# Task to carry out
Copy the full set of lines exactly as given.

# Given data

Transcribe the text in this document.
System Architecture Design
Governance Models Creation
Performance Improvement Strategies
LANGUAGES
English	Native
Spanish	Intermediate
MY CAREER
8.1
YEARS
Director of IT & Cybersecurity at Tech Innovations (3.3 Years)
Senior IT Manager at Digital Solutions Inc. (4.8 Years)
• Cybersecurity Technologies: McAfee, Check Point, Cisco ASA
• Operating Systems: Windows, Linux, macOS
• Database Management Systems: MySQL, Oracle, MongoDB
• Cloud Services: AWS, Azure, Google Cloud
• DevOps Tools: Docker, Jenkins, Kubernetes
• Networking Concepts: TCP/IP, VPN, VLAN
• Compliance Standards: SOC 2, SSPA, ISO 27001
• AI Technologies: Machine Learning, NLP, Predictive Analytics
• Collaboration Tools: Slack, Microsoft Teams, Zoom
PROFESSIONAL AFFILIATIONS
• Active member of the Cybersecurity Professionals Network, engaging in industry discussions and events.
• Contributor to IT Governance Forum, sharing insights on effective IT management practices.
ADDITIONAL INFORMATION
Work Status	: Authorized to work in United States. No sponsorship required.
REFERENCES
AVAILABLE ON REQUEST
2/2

# Answer to this exercise
Transcribe the text in this document.
System Architecture Design
Governance Models Creation
Performance Improvement Strategies
LANGUAGES
English	Native
Spanish	Intermediate
MY CAREER
8.1
YEARS
Director of IT & Cybersecurity at Tech Innovations (3.3 Years)
Senior IT Manager at Digital Solutions Inc. (4.8 Years)
• Cybersecurity Technologies: McAfee, Check Point, Cisco ASA
• Operating Systems: Windows, Linux, macOS
• Database Management Systems: MySQL, Oracle, MongoDB
• Cloud Services: AWS, Azure, Google Cloud
• DevOps Tools: Docker, Jenkins, Kubernetes
• Networking Concepts: TCP/IP, VPN, VLAN
• Compliance Standards: SOC 2, SSPA, ISO 27001
• AI Technologies: Machine Learning, NLP, Predictive Analytics
• Collaboration Tools: Slack, Microsoft Teams, Zoom
PROFESSIONAL AFFILIATIONS
• Active member of the Cybersecurity Professionals Network, engaging in industry discussions and events.
• Contributor to IT Governance Forum, sharing insights on effective IT management practices.
ADDITIONAL INFORMATION
Work Status	: Authorized to work in United States. No sponsorship required.
REFERENCES
AVAILABLE ON REQUEST
2/2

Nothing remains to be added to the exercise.